Copy out all the entries exactly.

(Saved entries)
○ ○ ○ ○ ○ ○ ○

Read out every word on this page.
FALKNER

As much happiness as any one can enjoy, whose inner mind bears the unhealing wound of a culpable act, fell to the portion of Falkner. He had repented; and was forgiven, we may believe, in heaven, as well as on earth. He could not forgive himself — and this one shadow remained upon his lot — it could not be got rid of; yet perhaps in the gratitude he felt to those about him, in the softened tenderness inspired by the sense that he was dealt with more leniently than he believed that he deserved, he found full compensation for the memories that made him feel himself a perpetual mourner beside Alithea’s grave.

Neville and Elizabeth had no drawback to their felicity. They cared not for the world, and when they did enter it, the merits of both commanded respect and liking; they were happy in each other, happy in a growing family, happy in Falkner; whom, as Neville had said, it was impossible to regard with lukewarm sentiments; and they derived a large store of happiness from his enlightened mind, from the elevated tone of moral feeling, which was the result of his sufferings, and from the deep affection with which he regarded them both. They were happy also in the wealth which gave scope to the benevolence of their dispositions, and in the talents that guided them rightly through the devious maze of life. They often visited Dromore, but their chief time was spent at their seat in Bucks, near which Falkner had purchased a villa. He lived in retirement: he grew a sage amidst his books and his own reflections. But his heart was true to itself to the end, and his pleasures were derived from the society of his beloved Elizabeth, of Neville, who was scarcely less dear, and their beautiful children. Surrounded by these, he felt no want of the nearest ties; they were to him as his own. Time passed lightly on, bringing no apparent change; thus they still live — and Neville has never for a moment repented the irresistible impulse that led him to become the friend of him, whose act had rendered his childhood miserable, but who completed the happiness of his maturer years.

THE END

○ ○ ○ ○ ○ ○ ○

◆ **Solved problem**:
Read out every word on this page.
FALKNER

As much happiness as any one can enjoy, whose inner mind bears the unhealing wound of a culpable act, fell to the portion of Falkner. He had repented; and was forgiven, we may believe, in heaven, as well as on earth. He could not forgive himself — and this one shadow remained upon his lot — it could not be got rid of; yet perhaps in the gratitude he felt to those about him, in the softened tenderness inspired by the sense that he was dealt with more leniently than he believed that he deserved, he found full compensation for the memories that made him feel himself a perpetual mourner beside Alithea’s grave.

Neville and Elizabeth had no drawback to their felicity. They cared not for the world, and when they did enter it, the merits of both commanded respect and liking; they were happy in each other, happy in a growing family, happy in Falkner; whom, as Neville had said, it was impossible to regard with lukewarm sentiments; and they derived a large store of happiness from his enlightened mind, from the elevated tone of moral feeling, which was the result of his sufferings, and from the deep affection with which he regarded them both. They were happy also in the wealth which gave scope to the benevolence of their dispositions, and in the talents that guided them rightly through the devious maze of life. They often visited Dromore, but their chief time was spent at their seat in Bucks, near which Falkner had purchased a villa. He lived in retirement: he grew a sage amidst his books and his own reflections. But his heart was true to itself to the end, and his pleasures were derived from the society of his beloved Elizabeth, of Neville, who was scarcely less dear, and their beautiful children. Surrounded by these, he felt no want of the nearest ties; they were to him as his own. Time passed lightly on, bringing no apparent change; thus they still live — and Neville has never for a moment repented the irresistible impulse that led him to become the friend of him, whose act had rendered his childhood miserable, but who completed the happiness of his maturer years.

THE END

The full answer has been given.